━━ Material for this exercise ━━

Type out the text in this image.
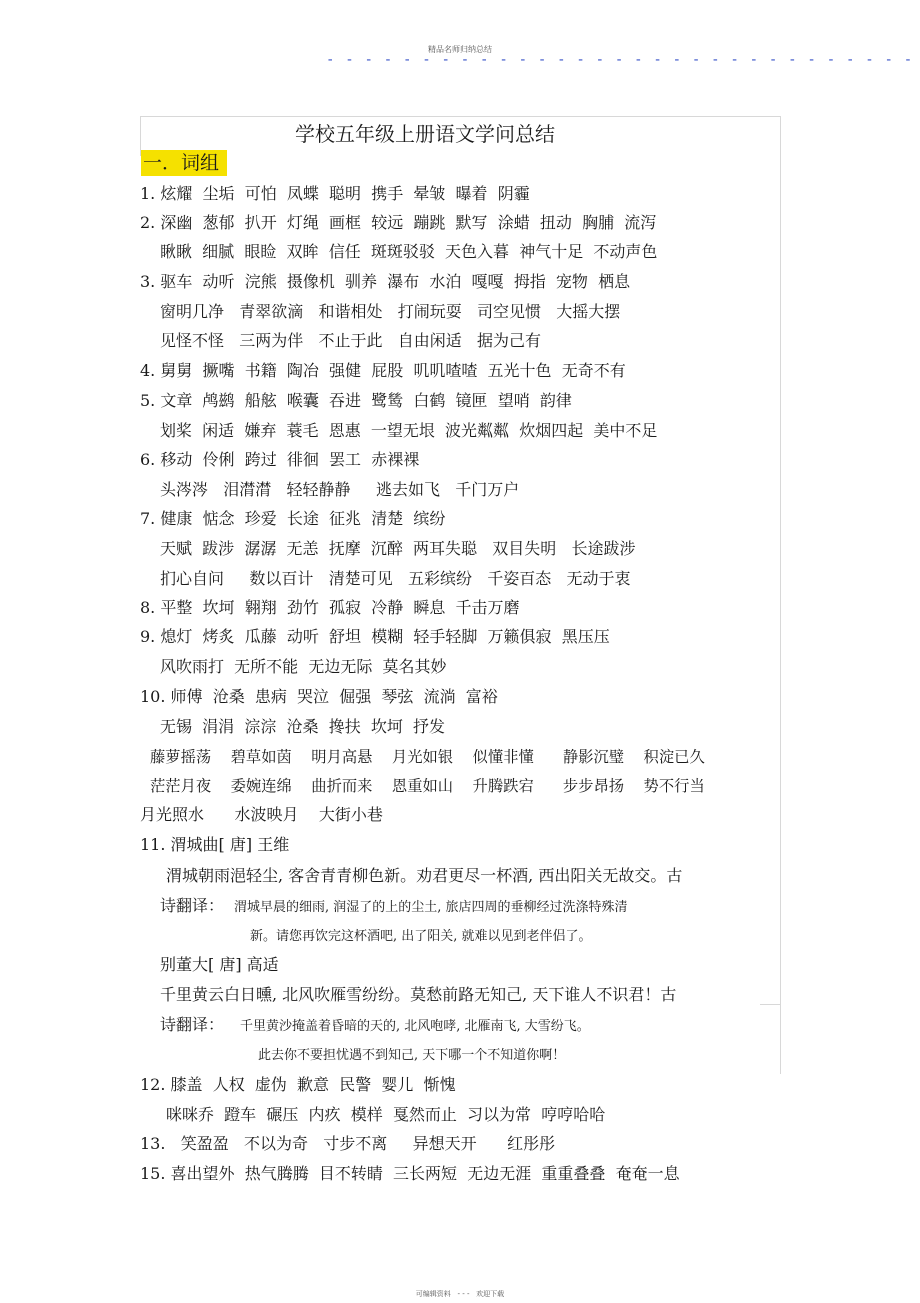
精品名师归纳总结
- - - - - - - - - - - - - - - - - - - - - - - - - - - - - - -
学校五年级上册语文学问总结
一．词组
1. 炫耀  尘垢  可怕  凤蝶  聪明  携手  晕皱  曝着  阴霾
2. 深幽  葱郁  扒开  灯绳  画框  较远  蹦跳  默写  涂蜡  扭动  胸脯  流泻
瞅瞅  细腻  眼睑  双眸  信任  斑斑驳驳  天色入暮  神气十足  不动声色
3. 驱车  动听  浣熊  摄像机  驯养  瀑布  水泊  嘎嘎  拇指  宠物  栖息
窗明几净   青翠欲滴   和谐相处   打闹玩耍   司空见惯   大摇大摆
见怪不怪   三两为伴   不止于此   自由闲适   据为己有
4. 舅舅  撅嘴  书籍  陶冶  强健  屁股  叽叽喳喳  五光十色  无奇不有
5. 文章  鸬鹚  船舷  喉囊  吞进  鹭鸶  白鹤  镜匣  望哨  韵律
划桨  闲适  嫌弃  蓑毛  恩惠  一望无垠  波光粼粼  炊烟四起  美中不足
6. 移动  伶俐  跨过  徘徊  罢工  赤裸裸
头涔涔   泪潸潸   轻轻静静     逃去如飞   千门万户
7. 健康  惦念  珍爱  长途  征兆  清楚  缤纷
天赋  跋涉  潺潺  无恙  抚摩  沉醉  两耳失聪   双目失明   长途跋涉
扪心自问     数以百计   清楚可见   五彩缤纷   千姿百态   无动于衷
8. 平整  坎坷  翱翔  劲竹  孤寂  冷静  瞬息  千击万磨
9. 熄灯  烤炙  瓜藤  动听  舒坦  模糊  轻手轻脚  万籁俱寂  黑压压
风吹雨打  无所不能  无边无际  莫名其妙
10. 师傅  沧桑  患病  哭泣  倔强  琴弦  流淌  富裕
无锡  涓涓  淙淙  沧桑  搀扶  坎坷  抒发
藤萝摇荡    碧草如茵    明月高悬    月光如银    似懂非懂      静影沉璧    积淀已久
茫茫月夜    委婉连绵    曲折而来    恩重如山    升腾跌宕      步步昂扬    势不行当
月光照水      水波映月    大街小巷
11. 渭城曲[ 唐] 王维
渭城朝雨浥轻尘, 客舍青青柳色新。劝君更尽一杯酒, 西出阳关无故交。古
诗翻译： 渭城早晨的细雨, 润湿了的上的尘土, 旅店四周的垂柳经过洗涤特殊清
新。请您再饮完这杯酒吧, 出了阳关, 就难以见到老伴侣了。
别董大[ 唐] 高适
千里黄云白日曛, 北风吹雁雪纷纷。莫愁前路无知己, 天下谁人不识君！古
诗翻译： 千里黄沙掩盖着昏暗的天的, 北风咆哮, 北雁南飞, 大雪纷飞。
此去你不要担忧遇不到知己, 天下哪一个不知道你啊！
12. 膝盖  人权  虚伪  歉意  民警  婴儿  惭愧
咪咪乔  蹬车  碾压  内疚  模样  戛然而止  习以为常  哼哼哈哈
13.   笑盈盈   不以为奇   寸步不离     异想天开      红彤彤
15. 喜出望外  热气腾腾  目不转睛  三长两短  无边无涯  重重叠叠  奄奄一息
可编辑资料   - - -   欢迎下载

━━━

What needs to be done — Without the pictures, print the records in full, exactly as they appear.

Right answer —
Type out the text in this image.
精品名师归纳总结
- - - - - - - - - - - - - - - - - - - - - - - - - - - - - - -
学校五年级上册语文学问总结
一．词组
1. 炫耀  尘垢  可怕  凤蝶  聪明  携手  晕皱  曝着  阴霾
2. 深幽  葱郁  扒开  灯绳  画框  较远  蹦跳  默写  涂蜡  扭动  胸脯  流泻
瞅瞅  细腻  眼睑  双眸  信任  斑斑驳驳  天色入暮  神气十足  不动声色
3. 驱车  动听  浣熊  摄像机  驯养  瀑布  水泊  嘎嘎  拇指  宠物  栖息
窗明几净   青翠欲滴   和谐相处   打闹玩耍   司空见惯   大摇大摆
见怪不怪   三两为伴   不止于此   自由闲适   据为己有
4. 舅舅  撅嘴  书籍  陶冶  强健  屁股  叽叽喳喳  五光十色  无奇不有
5. 文章  鸬鹚  船舷  喉囊  吞进  鹭鸶  白鹤  镜匣  望哨  韵律
划桨  闲适  嫌弃  蓑毛  恩惠  一望无垠  波光粼粼  炊烟四起  美中不足
6. 移动  伶俐  跨过  徘徊  罢工  赤裸裸
头涔涔   泪潸潸   轻轻静静     逃去如飞   千门万户
7. 健康  惦念  珍爱  长途  征兆  清楚  缤纷
天赋  跋涉  潺潺  无恙  抚摩  沉醉  两耳失聪   双目失明   长途跋涉
扪心自问     数以百计   清楚可见   五彩缤纷   千姿百态   无动于衷
8. 平整  坎坷  翱翔  劲竹  孤寂  冷静  瞬息  千击万磨
9. 熄灯  烤炙  瓜藤  动听  舒坦  模糊  轻手轻脚  万籁俱寂  黑压压
风吹雨打  无所不能  无边无际  莫名其妙
10. 师傅  沧桑  患病  哭泣  倔强  琴弦  流淌  富裕
无锡  涓涓  淙淙  沧桑  搀扶  坎坷  抒发
藤萝摇荡    碧草如茵    明月高悬    月光如银    似懂非懂      静影沉璧    积淀已久
茫茫月夜    委婉连绵    曲折而来    恩重如山    升腾跌宕      步步昂扬    势不行当
月光照水      水波映月    大街小巷
11. 渭城曲[ 唐] 王维
渭城朝雨浥轻尘, 客舍青青柳色新。劝君更尽一杯酒, 西出阳关无故交。古
诗翻译： 渭城早晨的细雨, 润湿了的上的尘土, 旅店四周的垂柳经过洗涤特殊清
新。请您再饮完这杯酒吧, 出了阳关, 就难以见到老伴侣了。
别董大[ 唐] 高适
千里黄云白日曛, 北风吹雁雪纷纷。莫愁前路无知己, 天下谁人不识君！古
诗翻译： 千里黄沙掩盖着昏暗的天的, 北风咆哮, 北雁南飞, 大雪纷飞。
此去你不要担忧遇不到知己, 天下哪一个不知道你啊！
12. 膝盖  人权  虚伪  歉意  民警  婴儿  惭愧
咪咪乔  蹬车  碾压  内疚  模样  戛然而止  习以为常  哼哼哈哈
13.   笑盈盈   不以为奇   寸步不离     异想天开      红彤彤
15. 喜出望外  热气腾腾  目不转睛  三长两短  无边无涯  重重叠叠  奄奄一息
可编辑资料   - - -   欢迎下载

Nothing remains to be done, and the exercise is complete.